Identify each line below that contains the word "name", and copy it out.

--- BEGIN Data for the task ---

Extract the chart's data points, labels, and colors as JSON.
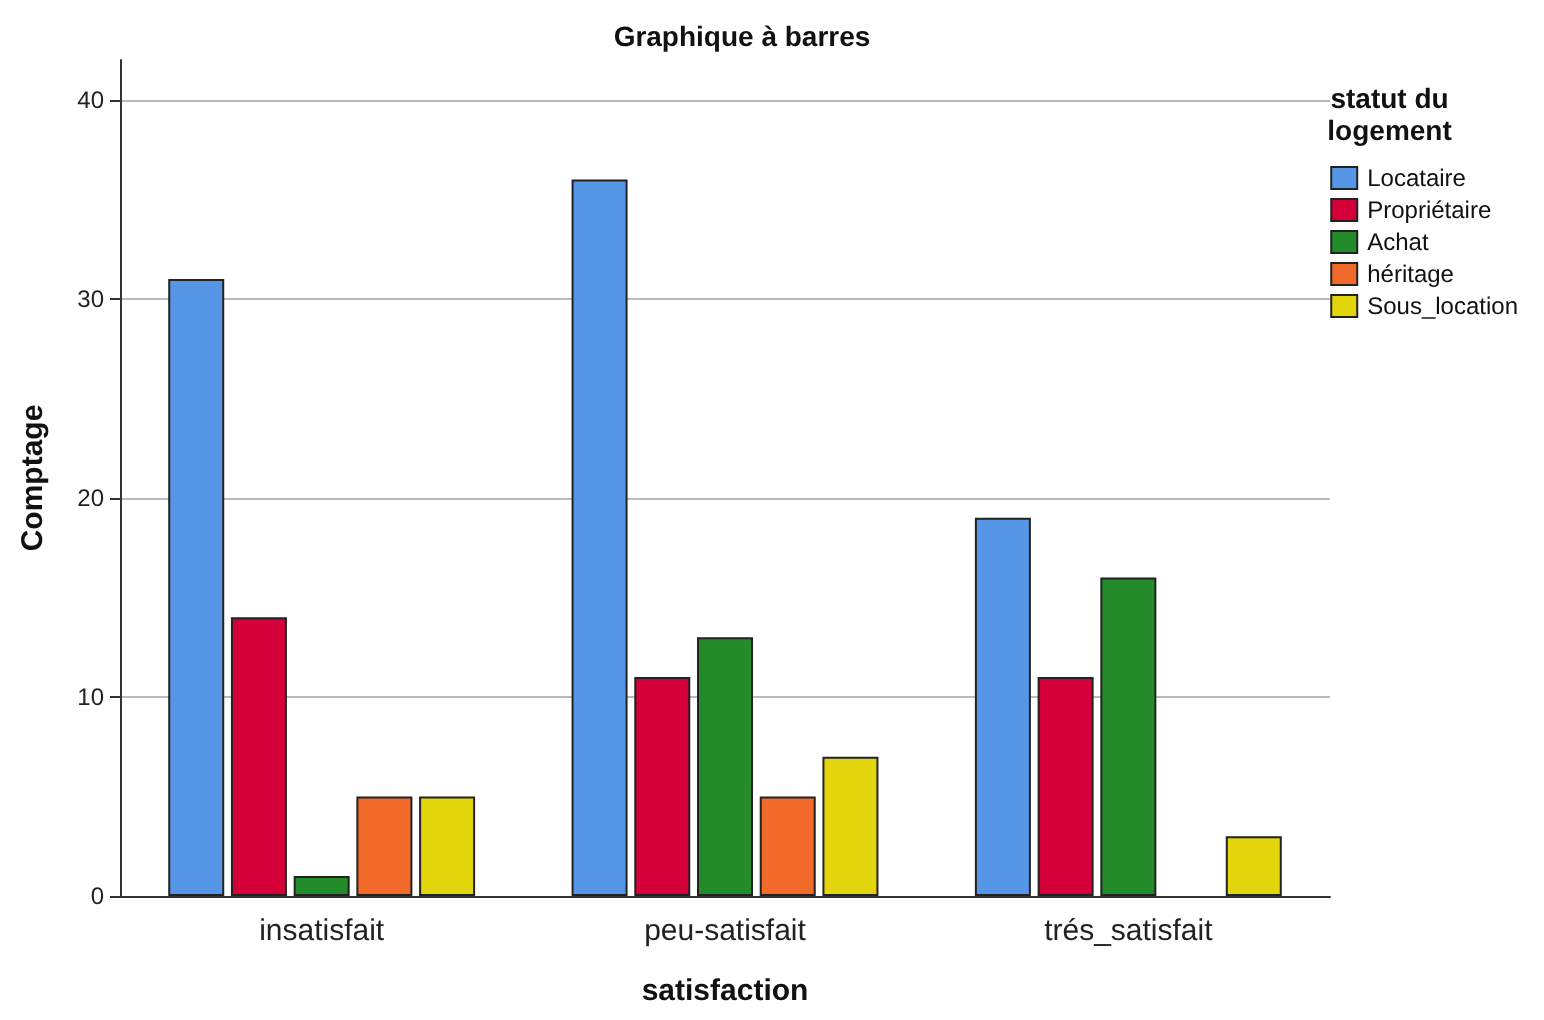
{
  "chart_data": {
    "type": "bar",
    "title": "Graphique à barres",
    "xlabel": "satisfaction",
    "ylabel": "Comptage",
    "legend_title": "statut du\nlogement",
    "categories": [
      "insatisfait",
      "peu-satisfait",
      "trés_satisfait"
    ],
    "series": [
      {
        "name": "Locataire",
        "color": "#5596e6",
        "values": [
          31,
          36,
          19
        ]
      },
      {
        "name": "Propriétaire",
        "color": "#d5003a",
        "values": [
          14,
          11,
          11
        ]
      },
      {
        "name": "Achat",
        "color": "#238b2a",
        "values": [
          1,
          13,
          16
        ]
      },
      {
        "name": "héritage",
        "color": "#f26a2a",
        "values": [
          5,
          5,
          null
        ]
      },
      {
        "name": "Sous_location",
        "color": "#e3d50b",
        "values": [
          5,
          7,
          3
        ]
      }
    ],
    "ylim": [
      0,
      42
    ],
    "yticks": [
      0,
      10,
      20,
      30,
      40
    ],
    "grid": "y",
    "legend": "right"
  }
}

--- END Data for the task ---

• [Response to the task]
        "name": "Locataire",
        "name": "Propriétaire",
        "name": "Achat",
        "name": "héritage",
        "name": "Sous_location",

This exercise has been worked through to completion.